__What you have to do__.
Locate each line with the string "Publish" in the listing below and copy it.

__Stored data__.
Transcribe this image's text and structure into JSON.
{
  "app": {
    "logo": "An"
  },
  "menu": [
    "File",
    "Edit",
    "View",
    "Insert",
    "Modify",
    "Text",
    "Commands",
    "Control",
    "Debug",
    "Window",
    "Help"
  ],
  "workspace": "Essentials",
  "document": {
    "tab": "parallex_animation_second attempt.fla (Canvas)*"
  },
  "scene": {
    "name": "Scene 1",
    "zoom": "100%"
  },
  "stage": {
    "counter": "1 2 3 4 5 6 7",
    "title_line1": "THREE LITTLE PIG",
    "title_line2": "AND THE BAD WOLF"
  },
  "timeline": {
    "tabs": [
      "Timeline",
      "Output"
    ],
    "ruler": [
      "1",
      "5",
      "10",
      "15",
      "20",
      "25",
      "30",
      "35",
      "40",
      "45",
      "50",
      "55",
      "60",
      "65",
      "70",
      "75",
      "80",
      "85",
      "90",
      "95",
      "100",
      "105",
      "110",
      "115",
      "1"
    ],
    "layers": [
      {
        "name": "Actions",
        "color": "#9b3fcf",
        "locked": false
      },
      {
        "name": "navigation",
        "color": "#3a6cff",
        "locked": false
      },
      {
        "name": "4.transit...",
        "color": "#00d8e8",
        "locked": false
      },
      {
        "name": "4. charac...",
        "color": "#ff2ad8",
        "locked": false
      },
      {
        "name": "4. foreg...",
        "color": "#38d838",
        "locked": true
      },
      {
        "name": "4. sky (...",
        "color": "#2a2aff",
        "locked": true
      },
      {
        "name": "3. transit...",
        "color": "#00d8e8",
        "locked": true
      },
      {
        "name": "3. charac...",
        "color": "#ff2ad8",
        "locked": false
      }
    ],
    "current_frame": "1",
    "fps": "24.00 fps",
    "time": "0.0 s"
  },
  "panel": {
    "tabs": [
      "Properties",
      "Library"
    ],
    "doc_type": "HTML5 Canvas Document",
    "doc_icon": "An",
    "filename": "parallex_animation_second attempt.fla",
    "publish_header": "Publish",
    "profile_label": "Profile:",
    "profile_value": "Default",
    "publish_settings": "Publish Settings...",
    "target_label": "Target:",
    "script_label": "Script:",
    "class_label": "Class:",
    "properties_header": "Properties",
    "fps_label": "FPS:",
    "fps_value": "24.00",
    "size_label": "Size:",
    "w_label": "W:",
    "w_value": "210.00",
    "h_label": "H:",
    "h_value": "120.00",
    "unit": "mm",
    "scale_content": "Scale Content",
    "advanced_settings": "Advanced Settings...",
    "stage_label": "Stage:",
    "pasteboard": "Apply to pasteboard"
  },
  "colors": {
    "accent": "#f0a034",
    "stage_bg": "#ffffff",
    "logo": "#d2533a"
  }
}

__Exercise answer__.
    "publish_header": "Publish",
    "publish_settings": "Publish Settings...",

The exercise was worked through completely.